PROBLEM TO SOLVE
Every record should be written out exactly, please.

RECORDS FOR PROCESSING
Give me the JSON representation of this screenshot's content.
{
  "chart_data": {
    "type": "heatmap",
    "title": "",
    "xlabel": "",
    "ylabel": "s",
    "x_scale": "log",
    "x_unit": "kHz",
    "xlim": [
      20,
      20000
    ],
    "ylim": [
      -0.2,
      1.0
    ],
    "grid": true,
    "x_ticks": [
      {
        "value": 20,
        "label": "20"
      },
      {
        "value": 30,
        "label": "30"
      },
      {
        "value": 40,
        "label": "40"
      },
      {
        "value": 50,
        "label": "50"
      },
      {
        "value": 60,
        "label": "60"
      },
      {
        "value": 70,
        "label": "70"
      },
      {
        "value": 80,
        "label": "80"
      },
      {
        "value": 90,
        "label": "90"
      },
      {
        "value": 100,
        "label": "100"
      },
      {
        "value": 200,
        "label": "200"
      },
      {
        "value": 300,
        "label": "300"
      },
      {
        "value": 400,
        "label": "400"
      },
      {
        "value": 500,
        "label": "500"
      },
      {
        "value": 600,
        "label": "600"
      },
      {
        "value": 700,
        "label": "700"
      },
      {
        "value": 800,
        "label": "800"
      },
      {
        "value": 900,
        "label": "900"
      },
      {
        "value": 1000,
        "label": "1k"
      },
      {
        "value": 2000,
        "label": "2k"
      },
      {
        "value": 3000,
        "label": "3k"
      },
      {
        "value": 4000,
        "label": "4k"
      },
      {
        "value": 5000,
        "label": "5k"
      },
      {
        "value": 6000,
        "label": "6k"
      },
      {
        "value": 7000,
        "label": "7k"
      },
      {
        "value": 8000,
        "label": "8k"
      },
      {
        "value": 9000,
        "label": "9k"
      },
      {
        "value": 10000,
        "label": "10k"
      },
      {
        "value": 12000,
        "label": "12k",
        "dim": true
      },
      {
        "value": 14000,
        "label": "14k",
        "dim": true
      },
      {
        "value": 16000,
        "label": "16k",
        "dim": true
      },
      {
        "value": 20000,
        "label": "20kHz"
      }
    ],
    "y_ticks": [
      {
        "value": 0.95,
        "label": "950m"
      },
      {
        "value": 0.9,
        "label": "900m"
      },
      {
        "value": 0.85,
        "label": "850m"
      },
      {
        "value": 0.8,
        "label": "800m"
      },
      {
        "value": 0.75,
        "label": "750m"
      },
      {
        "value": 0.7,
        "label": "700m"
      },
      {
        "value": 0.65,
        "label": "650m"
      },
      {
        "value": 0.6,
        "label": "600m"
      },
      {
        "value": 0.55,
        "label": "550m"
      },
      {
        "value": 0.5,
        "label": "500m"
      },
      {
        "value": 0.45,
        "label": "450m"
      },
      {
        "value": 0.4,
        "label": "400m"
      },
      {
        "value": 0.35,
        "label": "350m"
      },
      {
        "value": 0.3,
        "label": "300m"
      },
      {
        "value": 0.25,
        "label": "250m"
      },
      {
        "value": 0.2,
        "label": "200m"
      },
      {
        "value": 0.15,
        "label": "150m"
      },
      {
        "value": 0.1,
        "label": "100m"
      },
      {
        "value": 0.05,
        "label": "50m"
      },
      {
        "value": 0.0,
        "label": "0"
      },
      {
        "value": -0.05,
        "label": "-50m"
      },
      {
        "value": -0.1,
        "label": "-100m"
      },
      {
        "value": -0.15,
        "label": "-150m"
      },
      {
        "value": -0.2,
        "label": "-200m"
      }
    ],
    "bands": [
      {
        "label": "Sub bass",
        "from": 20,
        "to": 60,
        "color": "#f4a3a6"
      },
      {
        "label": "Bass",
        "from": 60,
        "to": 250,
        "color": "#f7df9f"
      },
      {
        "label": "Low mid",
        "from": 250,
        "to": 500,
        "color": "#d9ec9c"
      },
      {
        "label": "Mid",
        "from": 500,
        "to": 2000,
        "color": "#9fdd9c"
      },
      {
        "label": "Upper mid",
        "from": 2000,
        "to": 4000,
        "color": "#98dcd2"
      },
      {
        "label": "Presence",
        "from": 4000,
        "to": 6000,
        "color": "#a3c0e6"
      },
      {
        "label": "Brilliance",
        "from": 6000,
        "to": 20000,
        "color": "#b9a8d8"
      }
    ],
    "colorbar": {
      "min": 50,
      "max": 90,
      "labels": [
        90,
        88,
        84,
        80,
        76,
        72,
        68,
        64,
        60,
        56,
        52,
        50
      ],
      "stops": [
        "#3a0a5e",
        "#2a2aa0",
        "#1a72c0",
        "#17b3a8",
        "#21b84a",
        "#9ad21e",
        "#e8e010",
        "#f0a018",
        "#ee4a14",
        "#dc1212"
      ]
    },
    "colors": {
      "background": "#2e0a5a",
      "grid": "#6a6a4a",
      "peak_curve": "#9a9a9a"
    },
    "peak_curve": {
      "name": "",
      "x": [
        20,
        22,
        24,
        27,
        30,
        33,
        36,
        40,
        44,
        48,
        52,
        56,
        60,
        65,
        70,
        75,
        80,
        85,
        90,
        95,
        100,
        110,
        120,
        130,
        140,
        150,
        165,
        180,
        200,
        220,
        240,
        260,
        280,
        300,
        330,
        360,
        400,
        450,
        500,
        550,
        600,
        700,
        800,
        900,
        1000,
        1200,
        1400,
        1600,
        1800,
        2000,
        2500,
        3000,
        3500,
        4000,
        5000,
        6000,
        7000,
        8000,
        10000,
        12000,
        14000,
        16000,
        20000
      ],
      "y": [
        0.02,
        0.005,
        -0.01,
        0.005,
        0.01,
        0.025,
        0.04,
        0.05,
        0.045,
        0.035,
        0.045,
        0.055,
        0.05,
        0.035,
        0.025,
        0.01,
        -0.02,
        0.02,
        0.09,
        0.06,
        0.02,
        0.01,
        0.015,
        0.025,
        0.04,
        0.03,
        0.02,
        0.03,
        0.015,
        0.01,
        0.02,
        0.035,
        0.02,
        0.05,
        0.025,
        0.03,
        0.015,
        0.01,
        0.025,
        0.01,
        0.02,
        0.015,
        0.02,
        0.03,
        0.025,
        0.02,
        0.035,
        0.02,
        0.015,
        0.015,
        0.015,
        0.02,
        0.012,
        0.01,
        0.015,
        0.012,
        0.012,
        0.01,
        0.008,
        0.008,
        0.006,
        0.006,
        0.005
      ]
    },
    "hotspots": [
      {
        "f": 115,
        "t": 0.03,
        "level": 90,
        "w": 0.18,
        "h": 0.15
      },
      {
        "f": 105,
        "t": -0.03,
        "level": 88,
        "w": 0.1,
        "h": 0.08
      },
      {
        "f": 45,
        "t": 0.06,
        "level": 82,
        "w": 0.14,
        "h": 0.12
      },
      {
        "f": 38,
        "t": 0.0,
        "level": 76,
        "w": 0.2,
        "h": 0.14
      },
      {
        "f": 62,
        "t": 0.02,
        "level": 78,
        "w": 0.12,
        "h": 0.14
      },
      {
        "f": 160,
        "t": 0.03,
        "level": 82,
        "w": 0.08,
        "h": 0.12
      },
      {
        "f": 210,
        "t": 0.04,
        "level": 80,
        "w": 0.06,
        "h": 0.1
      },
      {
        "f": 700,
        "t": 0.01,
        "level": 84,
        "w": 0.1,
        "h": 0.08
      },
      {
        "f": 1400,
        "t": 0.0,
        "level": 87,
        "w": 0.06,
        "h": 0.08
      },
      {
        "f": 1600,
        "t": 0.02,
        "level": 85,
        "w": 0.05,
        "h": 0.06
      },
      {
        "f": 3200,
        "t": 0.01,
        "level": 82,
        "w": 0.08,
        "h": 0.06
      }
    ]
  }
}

WORKED SOLUTION
Give me the JSON representation of this screenshot's content.
{
  "chart_data": {
    "type": "heatmap",
    "title": "",
    "xlabel": "",
    "ylabel": "s",
    "x_scale": "log",
    "x_unit": "kHz",
    "xlim": [
      20,
      20000
    ],
    "ylim": [
      -0.2,
      1.0
    ],
    "grid": true,
    "x_ticks": [
      {
        "value": 20,
        "label": "20"
      },
      {
        "value": 30,
        "label": "30"
      },
      {
        "value": 40,
        "label": "40"
      },
      {
        "value": 50,
        "label": "50"
      },
      {
        "value": 60,
        "label": "60"
      },
      {
        "value": 70,
        "label": "70"
      },
      {
        "value": 80,
        "label": "80"
      },
      {
        "value": 90,
        "label": "90"
      },
      {
        "value": 100,
        "label": "100"
      },
      {
        "value": 200,
        "label": "200"
      },
      {
        "value": 300,
        "label": "300"
      },
      {
        "value": 400,
        "label": "400"
      },
      {
        "value": 500,
        "label": "500"
      },
      {
        "value": 600,
        "label": "600"
      },
      {
        "value": 700,
        "label": "700"
      },
      {
        "value": 800,
        "label": "800"
      },
      {
        "value": 900,
        "label": "900"
      },
      {
        "value": 1000,
        "label": "1k"
      },
      {
        "value": 2000,
        "label": "2k"
      },
      {
        "value": 3000,
        "label": "3k"
      },
      {
        "value": 4000,
        "label": "4k"
      },
      {
        "value": 5000,
        "label": "5k"
      },
      {
        "value": 6000,
        "label": "6k"
      },
      {
        "value": 7000,
        "label": "7k"
      },
      {
        "value": 8000,
        "label": "8k"
      },
      {
        "value": 9000,
        "label": "9k"
      },
      {
        "value": 10000,
        "label": "10k"
      },
      {
        "value": 12000,
        "label": "12k",
        "dim": true
      },
      {
        "value": 14000,
        "label": "14k",
        "dim": true
      },
      {
        "value": 16000,
        "label": "16k",
        "dim": true
      },
      {
        "value": 20000,
        "label": "20kHz"
      }
    ],
    "y_ticks": [
      {
        "value": 0.95,
        "label": "950m"
      },
      {
        "value": 0.9,
        "label": "900m"
      },
      {
        "value": 0.85,
        "label": "850m"
      },
      {
        "value": 0.8,
        "label": "800m"
      },
      {
        "value": 0.75,
        "label": "750m"
      },
      {
        "value": 0.7,
        "label": "700m"
      },
      {
        "value": 0.65,
        "label": "650m"
      },
      {
        "value": 0.6,
        "label": "600m"
      },
      {
        "value": 0.55,
        "label": "550m"
      },
      {
        "value": 0.5,
        "label": "500m"
      },
      {
        "value": 0.45,
        "label": "450m"
      },
      {
        "value": 0.4,
        "label": "400m"
      },
      {
        "value": 0.35,
        "label": "350m"
      },
      {
        "value": 0.3,
        "label": "300m"
      },
      {
        "value": 0.25,
        "label": "250m"
      },
      {
        "value": 0.2,
        "label": "200m"
      },
      {
        "value": 0.15,
        "label": "150m"
      },
      {
        "value": 0.1,
        "label": "100m"
      },
      {
        "value": 0.05,
        "label": "50m"
      },
      {
        "value": 0.0,
        "label": "0"
      },
      {
        "value": -0.05,
        "label": "-50m"
      },
      {
        "value": -0.1,
        "label": "-100m"
      },
      {
        "value": -0.15,
        "label": "-150m"
      },
      {
        "value": -0.2,
        "label": "-200m"
      }
    ],
    "bands": [
      {
        "label": "Sub bass",
        "from": 20,
        "to": 60,
        "color": "#f4a3a6"
      },
      {
        "label": "Bass",
        "from": 60,
        "to": 250,
        "color": "#f7df9f"
      },
      {
        "label": "Low mid",
        "from": 250,
        "to": 500,
        "color": "#d9ec9c"
      },
      {
        "label": "Mid",
        "from": 500,
        "to": 2000,
        "color": "#9fdd9c"
      },
      {
        "label": "Upper mid",
        "from": 2000,
        "to": 4000,
        "color": "#98dcd2"
      },
      {
        "label": "Presence",
        "from": 4000,
        "to": 6000,
        "color": "#a3c0e6"
      },
      {
        "label": "Brilliance",
        "from": 6000,
        "to": 20000,
        "color": "#b9a8d8"
      }
    ],
    "colorbar": {
      "min": 50,
      "max": 90,
      "labels": [
        90,
        88,
        84,
        80,
        76,
        72,
        68,
        64,
        60,
        56,
        52,
        50
      ],
      "stops": [
        "#3a0a5e",
        "#2a2aa0",
        "#1a72c0",
        "#17b3a8",
        "#21b84a",
        "#9ad21e",
        "#e8e010",
        "#f0a018",
        "#ee4a14",
        "#dc1212"
      ]
    },
    "colors": {
      "background": "#2e0a5a",
      "grid": "#6a6a4a",
      "peak_curve": "#9a9a9a"
    },
    "peak_curve": {
      "name": "",
      "x": [
        20,
        22,
        24,
        27,
        30,
        33,
        36,
        40,
        44,
        48,
        52,
        56,
        60,
        65,
        70,
        75,
        80,
        85,
        90,
        95,
        100,
        110,
        120,
        130,
        140,
        150,
        165,
        180,
        200,
        220,
        240,
        260,
        280,
        300,
        330,
        360,
        400,
        450,
        500,
        550,
        600,
        700,
        800,
        900,
        1000,
        1200,
        1400,
        1600,
        1800,
        2000,
        2500,
        3000,
        3500,
        4000,
        5000,
        6000,
        7000,
        8000,
        10000,
        12000,
        14000,
        16000,
        20000
      ],
      "y": [
        0.02,
        0.005,
        -0.01,
        0.005,
        0.01,
        0.025,
        0.04,
        0.05,
        0.045,
        0.035,
        0.045,
        0.055,
        0.05,
        0.035,
        0.025,
        0.01,
        -0.02,
        0.02,
        0.09,
        0.06,
        0.02,
        0.01,
        0.015,
        0.025,
        0.04,
        0.03,
        0.02,
        0.03,
        0.015,
        0.01,
        0.02,
        0.035,
        0.02,
        0.05,
        0.025,
        0.03,
        0.015,
        0.01,
        0.025,
        0.01,
        0.02,
        0.015,
        0.02,
        0.03,
        0.025,
        0.02,
        0.035,
        0.02,
        0.015,
        0.015,
        0.015,
        0.02,
        0.012,
        0.01,
        0.015,
        0.012,
        0.012,
        0.01,
        0.008,
        0.008,
        0.006,
        0.006,
        0.005
      ]
    },
    "hotspots": [
      {
        "f": 115,
        "t": 0.03,
        "level": 90,
        "w": 0.18,
        "h": 0.15
      },
      {
        "f": 105,
        "t": -0.03,
        "level": 88,
        "w": 0.1,
        "h": 0.08
      },
      {
        "f": 45,
        "t": 0.06,
        "level": 82,
        "w": 0.14,
        "h": 0.12
      },
      {
        "f": 38,
        "t": 0.0,
        "level": 76,
        "w": 0.2,
        "h": 0.14
      },
      {
        "f": 62,
        "t": 0.02,
        "level": 78,
        "w": 0.12,
        "h": 0.14
      },
      {
        "f": 160,
        "t": 0.03,
        "level": 82,
        "w": 0.08,
        "h": 0.12
      },
      {
        "f": 210,
        "t": 0.04,
        "level": 80,
        "w": 0.06,
        "h": 0.1
      },
      {
        "f": 700,
        "t": 0.01,
        "level": 84,
        "w": 0.1,
        "h": 0.08
      },
      {
        "f": 1400,
        "t": 0.0,
        "level": 87,
        "w": 0.06,
        "h": 0.08
      },
      {
        "f": 1600,
        "t": 0.02,
        "level": 85,
        "w": 0.05,
        "h": 0.06
      },
      {
        "f": 3200,
        "t": 0.01,
        "level": 82,
        "w": 0.08,
        "h": 0.06
      }
    ]
  }
}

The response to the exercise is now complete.